[START]
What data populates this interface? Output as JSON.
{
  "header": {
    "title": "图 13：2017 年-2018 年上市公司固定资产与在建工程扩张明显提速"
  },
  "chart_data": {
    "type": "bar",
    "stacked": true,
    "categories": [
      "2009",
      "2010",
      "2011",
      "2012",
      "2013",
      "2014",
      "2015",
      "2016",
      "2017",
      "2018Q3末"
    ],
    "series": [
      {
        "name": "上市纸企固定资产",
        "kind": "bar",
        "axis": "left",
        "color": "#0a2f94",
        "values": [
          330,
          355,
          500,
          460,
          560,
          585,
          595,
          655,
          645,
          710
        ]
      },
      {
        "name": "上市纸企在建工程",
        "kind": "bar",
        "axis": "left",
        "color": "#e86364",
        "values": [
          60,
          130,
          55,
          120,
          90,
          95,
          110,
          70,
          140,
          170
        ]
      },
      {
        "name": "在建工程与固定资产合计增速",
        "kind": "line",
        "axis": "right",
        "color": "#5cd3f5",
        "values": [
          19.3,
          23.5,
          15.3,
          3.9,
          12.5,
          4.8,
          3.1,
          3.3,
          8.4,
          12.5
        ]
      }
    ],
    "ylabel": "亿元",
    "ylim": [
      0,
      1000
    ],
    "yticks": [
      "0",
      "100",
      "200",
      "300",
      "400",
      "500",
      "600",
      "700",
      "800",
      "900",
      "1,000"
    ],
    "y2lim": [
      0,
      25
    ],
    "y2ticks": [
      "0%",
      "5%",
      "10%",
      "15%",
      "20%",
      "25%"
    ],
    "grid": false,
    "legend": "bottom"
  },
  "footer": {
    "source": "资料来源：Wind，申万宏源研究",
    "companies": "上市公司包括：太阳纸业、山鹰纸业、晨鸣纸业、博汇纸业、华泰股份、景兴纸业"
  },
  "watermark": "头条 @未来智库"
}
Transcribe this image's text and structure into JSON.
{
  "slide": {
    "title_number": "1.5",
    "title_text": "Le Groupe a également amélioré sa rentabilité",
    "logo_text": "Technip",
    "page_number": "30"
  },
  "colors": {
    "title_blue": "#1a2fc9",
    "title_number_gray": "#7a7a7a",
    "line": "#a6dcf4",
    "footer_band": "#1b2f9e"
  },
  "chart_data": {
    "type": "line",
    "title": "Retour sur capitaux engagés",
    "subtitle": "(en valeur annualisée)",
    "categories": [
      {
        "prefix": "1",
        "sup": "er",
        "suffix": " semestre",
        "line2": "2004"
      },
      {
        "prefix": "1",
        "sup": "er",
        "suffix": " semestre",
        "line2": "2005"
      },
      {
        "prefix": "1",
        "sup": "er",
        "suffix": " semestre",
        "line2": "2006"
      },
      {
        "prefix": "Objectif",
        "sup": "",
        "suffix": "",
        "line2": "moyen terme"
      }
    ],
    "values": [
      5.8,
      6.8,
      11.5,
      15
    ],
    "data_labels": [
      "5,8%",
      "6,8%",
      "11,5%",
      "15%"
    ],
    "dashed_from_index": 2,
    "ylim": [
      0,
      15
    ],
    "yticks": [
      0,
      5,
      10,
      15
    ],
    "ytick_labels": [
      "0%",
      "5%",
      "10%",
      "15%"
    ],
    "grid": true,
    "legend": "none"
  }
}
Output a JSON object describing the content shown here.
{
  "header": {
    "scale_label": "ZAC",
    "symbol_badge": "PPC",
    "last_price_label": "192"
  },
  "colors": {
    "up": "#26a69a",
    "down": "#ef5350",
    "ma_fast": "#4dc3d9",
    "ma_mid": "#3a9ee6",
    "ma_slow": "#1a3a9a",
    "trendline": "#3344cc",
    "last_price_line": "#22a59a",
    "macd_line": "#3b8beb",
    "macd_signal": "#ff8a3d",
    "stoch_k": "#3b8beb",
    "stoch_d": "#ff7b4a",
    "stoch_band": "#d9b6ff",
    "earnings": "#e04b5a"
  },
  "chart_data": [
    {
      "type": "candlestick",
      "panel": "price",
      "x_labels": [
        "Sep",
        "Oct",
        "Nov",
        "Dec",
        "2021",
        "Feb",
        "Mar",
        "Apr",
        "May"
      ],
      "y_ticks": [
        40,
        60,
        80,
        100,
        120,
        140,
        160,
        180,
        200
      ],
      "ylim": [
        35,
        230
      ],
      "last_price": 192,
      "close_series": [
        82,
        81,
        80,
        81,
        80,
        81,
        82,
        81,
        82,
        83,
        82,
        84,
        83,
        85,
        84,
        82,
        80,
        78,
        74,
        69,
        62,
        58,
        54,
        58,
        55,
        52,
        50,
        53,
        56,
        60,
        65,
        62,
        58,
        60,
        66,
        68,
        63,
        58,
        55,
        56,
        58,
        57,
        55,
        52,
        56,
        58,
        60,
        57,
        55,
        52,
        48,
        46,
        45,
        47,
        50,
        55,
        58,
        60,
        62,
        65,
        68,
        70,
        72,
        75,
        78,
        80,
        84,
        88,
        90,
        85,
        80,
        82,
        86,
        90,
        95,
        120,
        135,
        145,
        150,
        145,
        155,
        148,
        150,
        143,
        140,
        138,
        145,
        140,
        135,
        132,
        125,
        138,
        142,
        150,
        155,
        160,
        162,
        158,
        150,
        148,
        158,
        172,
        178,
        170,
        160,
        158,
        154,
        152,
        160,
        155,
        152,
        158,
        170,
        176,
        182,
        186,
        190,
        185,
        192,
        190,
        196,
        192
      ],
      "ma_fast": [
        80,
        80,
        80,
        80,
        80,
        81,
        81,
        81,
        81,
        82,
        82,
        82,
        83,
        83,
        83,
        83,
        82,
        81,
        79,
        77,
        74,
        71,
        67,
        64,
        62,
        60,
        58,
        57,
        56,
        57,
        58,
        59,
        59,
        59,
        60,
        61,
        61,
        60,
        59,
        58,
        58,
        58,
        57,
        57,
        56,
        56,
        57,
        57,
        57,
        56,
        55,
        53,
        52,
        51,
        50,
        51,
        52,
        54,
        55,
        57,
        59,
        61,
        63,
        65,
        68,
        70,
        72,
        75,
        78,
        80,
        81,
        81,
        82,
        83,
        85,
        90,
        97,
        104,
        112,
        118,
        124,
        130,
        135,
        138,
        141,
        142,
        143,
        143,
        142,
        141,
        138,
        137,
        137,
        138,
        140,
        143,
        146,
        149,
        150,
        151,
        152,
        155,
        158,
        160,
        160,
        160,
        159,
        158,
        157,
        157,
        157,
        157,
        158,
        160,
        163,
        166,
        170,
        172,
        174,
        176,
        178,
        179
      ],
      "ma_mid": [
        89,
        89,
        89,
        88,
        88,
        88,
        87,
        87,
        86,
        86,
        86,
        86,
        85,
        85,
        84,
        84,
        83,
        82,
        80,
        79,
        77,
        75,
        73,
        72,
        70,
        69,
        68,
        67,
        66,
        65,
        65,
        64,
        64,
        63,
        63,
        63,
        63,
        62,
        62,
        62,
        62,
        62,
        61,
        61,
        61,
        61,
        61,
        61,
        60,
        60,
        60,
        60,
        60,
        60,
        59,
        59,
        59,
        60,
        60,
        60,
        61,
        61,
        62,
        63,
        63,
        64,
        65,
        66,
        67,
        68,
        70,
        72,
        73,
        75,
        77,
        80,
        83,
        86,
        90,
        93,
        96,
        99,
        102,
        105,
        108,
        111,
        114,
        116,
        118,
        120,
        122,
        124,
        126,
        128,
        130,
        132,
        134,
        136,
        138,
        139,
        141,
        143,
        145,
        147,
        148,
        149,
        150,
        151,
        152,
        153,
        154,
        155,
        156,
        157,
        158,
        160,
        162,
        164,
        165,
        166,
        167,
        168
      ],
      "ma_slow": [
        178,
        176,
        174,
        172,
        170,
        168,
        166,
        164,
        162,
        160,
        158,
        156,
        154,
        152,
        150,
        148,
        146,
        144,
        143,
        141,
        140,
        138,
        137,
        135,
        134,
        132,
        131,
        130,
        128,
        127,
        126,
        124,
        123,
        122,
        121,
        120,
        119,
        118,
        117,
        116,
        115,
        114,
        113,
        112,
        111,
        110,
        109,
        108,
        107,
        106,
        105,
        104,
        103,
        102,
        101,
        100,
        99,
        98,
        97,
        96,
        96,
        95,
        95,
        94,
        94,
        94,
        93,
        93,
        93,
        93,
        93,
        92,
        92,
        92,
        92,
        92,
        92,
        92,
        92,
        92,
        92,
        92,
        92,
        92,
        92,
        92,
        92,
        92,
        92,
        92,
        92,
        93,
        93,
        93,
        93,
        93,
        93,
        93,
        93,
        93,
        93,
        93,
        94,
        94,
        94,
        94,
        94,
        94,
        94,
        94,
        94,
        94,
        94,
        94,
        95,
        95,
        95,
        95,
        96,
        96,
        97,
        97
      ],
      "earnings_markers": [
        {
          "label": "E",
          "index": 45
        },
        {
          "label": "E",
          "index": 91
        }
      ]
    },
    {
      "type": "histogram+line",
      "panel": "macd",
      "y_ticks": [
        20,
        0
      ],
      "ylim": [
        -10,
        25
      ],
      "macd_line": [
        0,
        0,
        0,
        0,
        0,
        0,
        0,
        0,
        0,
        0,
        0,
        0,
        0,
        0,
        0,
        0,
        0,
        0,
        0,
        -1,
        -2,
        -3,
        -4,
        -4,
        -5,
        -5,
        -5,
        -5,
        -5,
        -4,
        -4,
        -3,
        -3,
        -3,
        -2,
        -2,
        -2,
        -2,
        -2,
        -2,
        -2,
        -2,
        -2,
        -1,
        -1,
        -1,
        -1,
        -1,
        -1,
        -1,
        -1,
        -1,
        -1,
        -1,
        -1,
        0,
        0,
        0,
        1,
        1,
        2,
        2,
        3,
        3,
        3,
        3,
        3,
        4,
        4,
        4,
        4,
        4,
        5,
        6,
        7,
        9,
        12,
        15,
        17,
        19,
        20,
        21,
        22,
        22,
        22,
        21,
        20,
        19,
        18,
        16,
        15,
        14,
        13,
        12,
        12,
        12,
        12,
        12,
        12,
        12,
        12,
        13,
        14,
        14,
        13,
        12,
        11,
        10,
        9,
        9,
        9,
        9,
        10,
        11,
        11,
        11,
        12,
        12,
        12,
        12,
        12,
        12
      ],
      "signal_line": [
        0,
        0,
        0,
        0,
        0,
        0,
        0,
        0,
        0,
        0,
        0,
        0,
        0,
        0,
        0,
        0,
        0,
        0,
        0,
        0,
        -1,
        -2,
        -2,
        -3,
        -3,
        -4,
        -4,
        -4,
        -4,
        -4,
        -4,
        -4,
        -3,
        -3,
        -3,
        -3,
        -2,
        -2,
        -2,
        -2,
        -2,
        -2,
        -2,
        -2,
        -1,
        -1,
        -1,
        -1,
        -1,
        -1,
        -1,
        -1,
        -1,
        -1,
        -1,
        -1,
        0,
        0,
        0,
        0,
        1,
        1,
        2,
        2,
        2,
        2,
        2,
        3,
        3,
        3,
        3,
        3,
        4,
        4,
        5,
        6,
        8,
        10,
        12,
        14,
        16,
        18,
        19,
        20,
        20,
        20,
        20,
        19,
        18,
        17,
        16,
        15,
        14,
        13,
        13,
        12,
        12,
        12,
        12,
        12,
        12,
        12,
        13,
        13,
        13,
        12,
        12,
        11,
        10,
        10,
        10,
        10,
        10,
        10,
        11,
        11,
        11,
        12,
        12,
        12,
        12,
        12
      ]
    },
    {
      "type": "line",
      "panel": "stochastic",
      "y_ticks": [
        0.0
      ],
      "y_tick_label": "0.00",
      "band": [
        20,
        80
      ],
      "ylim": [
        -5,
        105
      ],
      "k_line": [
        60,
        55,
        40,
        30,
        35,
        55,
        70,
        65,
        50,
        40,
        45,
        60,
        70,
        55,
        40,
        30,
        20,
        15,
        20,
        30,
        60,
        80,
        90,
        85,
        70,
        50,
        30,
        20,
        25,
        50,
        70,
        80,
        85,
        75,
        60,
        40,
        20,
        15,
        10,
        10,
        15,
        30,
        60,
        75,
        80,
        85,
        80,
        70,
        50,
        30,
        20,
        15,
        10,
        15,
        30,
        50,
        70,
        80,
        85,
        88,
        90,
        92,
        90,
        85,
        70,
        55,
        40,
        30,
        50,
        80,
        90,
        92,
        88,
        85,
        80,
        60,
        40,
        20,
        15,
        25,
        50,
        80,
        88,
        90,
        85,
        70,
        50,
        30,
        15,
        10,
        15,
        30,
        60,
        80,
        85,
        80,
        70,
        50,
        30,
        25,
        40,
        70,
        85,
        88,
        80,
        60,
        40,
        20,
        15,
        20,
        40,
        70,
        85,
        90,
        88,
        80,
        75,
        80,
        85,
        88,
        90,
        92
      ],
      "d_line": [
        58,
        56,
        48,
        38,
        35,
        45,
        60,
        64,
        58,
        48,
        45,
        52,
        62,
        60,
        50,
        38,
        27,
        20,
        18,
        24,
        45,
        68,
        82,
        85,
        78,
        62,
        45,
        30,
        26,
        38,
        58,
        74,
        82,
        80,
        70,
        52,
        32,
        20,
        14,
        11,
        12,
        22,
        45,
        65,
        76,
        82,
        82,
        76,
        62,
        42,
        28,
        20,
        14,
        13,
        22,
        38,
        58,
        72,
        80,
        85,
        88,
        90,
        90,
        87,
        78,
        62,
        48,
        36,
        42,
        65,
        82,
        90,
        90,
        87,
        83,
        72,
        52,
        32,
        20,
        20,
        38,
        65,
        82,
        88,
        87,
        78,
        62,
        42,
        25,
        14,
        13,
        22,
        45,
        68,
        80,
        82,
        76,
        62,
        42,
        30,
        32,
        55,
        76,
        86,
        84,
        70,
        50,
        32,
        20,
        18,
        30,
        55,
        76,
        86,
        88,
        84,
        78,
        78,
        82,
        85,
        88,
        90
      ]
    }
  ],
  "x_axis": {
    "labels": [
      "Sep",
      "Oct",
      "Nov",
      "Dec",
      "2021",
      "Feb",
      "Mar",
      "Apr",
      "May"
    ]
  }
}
[END]
WHAT YOU NEED TO DO: Each line holding "JSON" must be found and copied.

FINISHED EXERCISE:
What data populates this interface? Output as JSON.
Transcribe this image's text and structure into JSON.
Output a JSON object describing the content shown here.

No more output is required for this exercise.